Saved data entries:

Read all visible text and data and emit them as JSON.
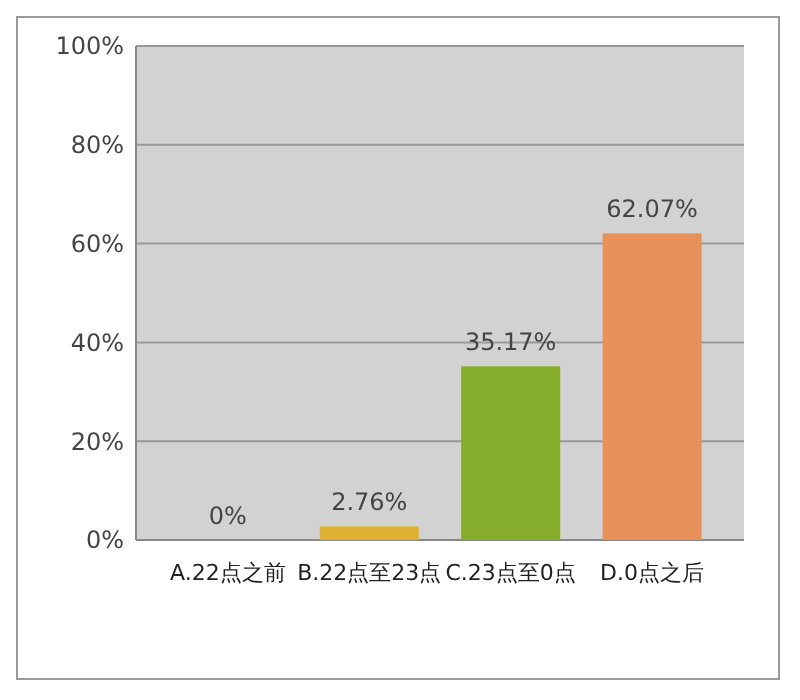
{
  "chart_data": {
    "type": "bar",
    "categories": [
      "A.22点之前",
      "B.22点至23点",
      "C.23点至0点",
      "D.0点之后"
    ],
    "values": [
      0,
      2.76,
      35.17,
      62.07
    ],
    "colors": [
      "#a8cbe8",
      "#e0b030",
      "#86ac2c",
      "#e8905a"
    ],
    "value_labels": [
      "0%",
      "2.76%",
      "35.17%",
      "62.07%"
    ],
    "ylim": [
      0,
      100
    ],
    "yticks": [
      {
        "value": 0,
        "label": "0%"
      },
      {
        "value": 20,
        "label": "20%"
      },
      {
        "value": 40,
        "label": "40%"
      },
      {
        "value": 60,
        "label": "60%"
      },
      {
        "value": 80,
        "label": "80%"
      },
      {
        "value": 100,
        "label": "100%"
      }
    ],
    "grid": "y"
  }
}
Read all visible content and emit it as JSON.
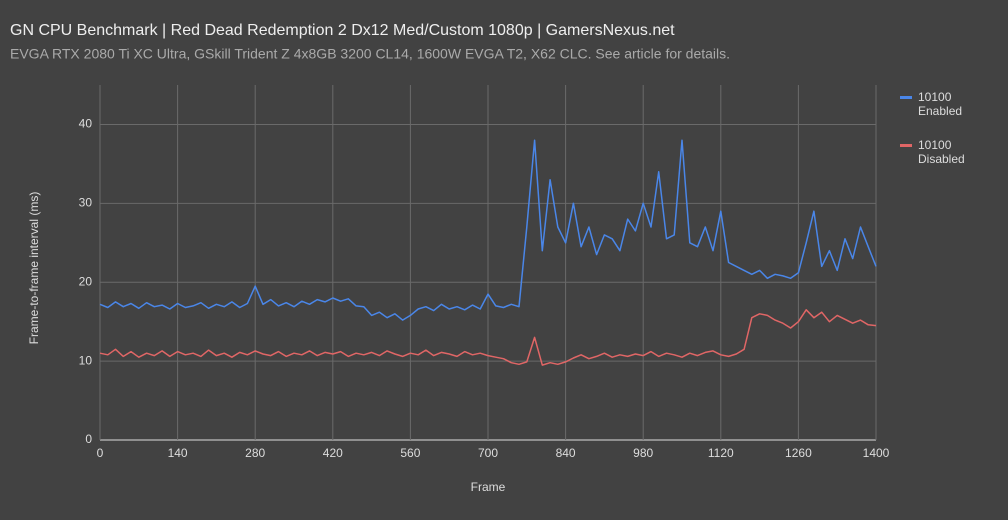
{
  "chart_data": {
    "type": "line",
    "title": "GN CPU Benchmark | Red Dead Redemption 2 Dx12 Med/Custom 1080p | GamersNexus.net",
    "subtitle": "EVGA RTX 2080 Ti XC Ultra, GSkill Trident Z 4x8GB 3200 CL14, 1600W EVGA T2, X62 CLC. See article for details.",
    "x_label": "Frame",
    "y_label": "Frame-to-frame interval (ms)",
    "x": [
      0,
      14,
      28,
      42,
      56,
      70,
      84,
      98,
      112,
      126,
      140,
      154,
      168,
      182,
      196,
      210,
      224,
      238,
      252,
      266,
      280,
      294,
      308,
      322,
      336,
      350,
      364,
      378,
      392,
      406,
      420,
      434,
      448,
      462,
      476,
      490,
      504,
      518,
      532,
      546,
      560,
      574,
      588,
      602,
      616,
      630,
      644,
      658,
      672,
      686,
      700,
      714,
      728,
      742,
      756,
      770,
      784,
      798,
      812,
      826,
      840,
      854,
      868,
      882,
      896,
      910,
      924,
      938,
      952,
      966,
      980,
      994,
      1008,
      1022,
      1036,
      1050,
      1064,
      1078,
      1092,
      1106,
      1120,
      1134,
      1148,
      1162,
      1176,
      1190,
      1204,
      1218,
      1232,
      1246,
      1260,
      1274,
      1288,
      1302,
      1316,
      1330,
      1344,
      1358,
      1372,
      1386,
      1400
    ],
    "series": [
      {
        "name": "10100 Enabled",
        "color": "#4a86e8",
        "values": [
          17.2,
          16.8,
          17.5,
          16.9,
          17.3,
          16.7,
          17.4,
          16.9,
          17.1,
          16.6,
          17.3,
          16.8,
          17.0,
          17.4,
          16.7,
          17.2,
          16.9,
          17.5,
          16.8,
          17.3,
          19.5,
          17.2,
          17.8,
          17.0,
          17.4,
          16.9,
          17.6,
          17.2,
          17.8,
          17.5,
          18.0,
          17.6,
          17.9,
          17.0,
          16.9,
          15.8,
          16.2,
          15.5,
          16.0,
          15.2,
          15.8,
          16.6,
          16.9,
          16.4,
          17.2,
          16.6,
          16.9,
          16.5,
          17.1,
          16.6,
          18.5,
          17.0,
          16.8,
          17.2,
          16.9,
          27.0,
          38.0,
          24.0,
          33.0,
          27.0,
          25.0,
          30.0,
          24.5,
          27.0,
          23.5,
          26.0,
          25.5,
          24.0,
          28.0,
          26.5,
          30.0,
          27.0,
          34.0,
          25.5,
          26.0,
          38.0,
          25.0,
          24.5,
          27.0,
          24.0,
          29.0,
          22.5,
          22.0,
          21.5,
          21.0,
          21.5,
          20.5,
          21.0,
          20.8,
          20.5,
          21.2,
          25.0,
          29.0,
          22.0,
          24.0,
          21.5,
          25.5,
          23.0,
          27.0,
          24.5,
          22.0
        ]
      },
      {
        "name": "10100 Disabled",
        "color": "#e06666",
        "values": [
          11.0,
          10.8,
          11.5,
          10.6,
          11.2,
          10.5,
          11.0,
          10.7,
          11.3,
          10.6,
          11.2,
          10.8,
          11.0,
          10.6,
          11.4,
          10.7,
          11.0,
          10.5,
          11.1,
          10.8,
          11.3,
          10.9,
          10.7,
          11.2,
          10.6,
          11.0,
          10.8,
          11.3,
          10.7,
          11.1,
          10.9,
          11.2,
          10.6,
          11.0,
          10.8,
          11.1,
          10.7,
          11.3,
          10.9,
          10.6,
          11.0,
          10.8,
          11.4,
          10.7,
          11.1,
          10.9,
          10.6,
          11.2,
          10.8,
          11.0,
          10.7,
          10.5,
          10.3,
          9.8,
          9.6,
          9.9,
          13.0,
          9.5,
          9.8,
          9.6,
          9.9,
          10.4,
          10.8,
          10.3,
          10.6,
          11.0,
          10.5,
          10.8,
          10.6,
          10.9,
          10.7,
          11.2,
          10.6,
          11.0,
          10.8,
          10.5,
          11.0,
          10.7,
          11.1,
          11.3,
          10.8,
          10.6,
          10.9,
          11.5,
          15.5,
          16.0,
          15.8,
          15.2,
          14.8,
          14.2,
          15.0,
          16.5,
          15.5,
          16.2,
          15.0,
          15.8,
          15.3,
          14.8,
          15.2,
          14.6,
          14.5
        ]
      }
    ],
    "xlim": [
      0,
      1400
    ],
    "xticks": [
      0,
      140,
      280,
      420,
      560,
      700,
      840,
      980,
      1120,
      1260,
      1400
    ],
    "ylim": [
      0,
      45
    ],
    "yticks": [
      0,
      10,
      20,
      30,
      40
    ],
    "grid": true,
    "legend": "right"
  }
}
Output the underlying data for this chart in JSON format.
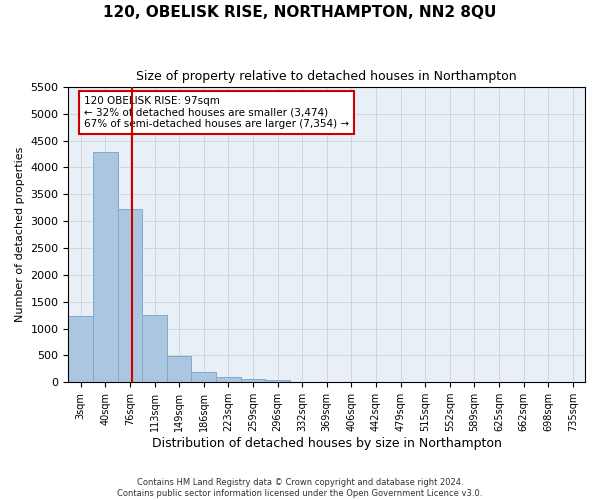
{
  "title": "120, OBELISK RISE, NORTHAMPTON, NN2 8QU",
  "subtitle": "Size of property relative to detached houses in Northampton",
  "xlabel": "Distribution of detached houses by size in Northampton",
  "ylabel": "Number of detached properties",
  "footer_line1": "Contains HM Land Registry data © Crown copyright and database right 2024.",
  "footer_line2": "Contains public sector information licensed under the Open Government Licence v3.0.",
  "bins": [
    "3sqm",
    "40sqm",
    "76sqm",
    "113sqm",
    "149sqm",
    "186sqm",
    "223sqm",
    "259sqm",
    "296sqm",
    "332sqm",
    "369sqm",
    "406sqm",
    "442sqm",
    "479sqm",
    "515sqm",
    "552sqm",
    "589sqm",
    "625sqm",
    "662sqm",
    "698sqm",
    "735sqm"
  ],
  "bar_values": [
    1230,
    4280,
    3220,
    1260,
    480,
    195,
    100,
    65,
    50,
    0,
    0,
    0,
    0,
    0,
    0,
    0,
    0,
    0,
    0,
    0,
    0
  ],
  "bar_color": "#adc6e0",
  "bar_edgecolor": "#7aadd4",
  "ylim_max": 5500,
  "yticks": [
    0,
    500,
    1000,
    1500,
    2000,
    2500,
    3000,
    3500,
    4000,
    4500,
    5000,
    5500
  ],
  "annotation_line1": "120 OBELISK RISE: 97sqm",
  "annotation_line2": "← 32% of detached houses are smaller (3,474)",
  "annotation_line3": "67% of semi-detached houses are larger (7,354) →",
  "marker_line_color": "#cc0000",
  "annotation_box_facecolor": "#ffffff",
  "annotation_box_edgecolor": "#cc0000",
  "grid_color": "#cccccc",
  "plot_bg_color": "#e8eff7",
  "property_sqm": 97,
  "bin_starts": [
    3,
    40,
    76,
    113,
    149,
    186,
    223,
    259,
    296,
    332,
    369,
    406,
    442,
    479,
    515,
    552,
    589,
    625,
    662,
    698,
    735
  ],
  "bin_width": 37
}
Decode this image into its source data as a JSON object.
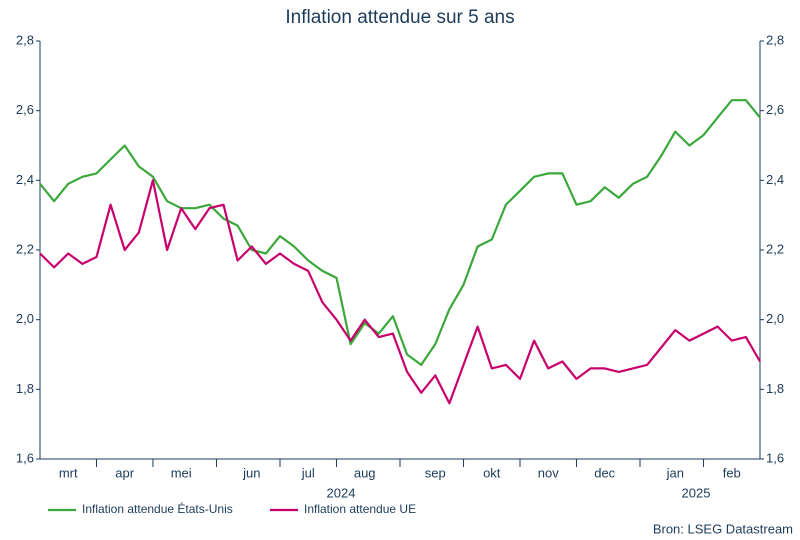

### Written task
Every line of the records that includes the word "visible" should be gathered.

### Finished answer
Read all visible text and data and emit them as JSON.
Read all visible content and emit it as JSON.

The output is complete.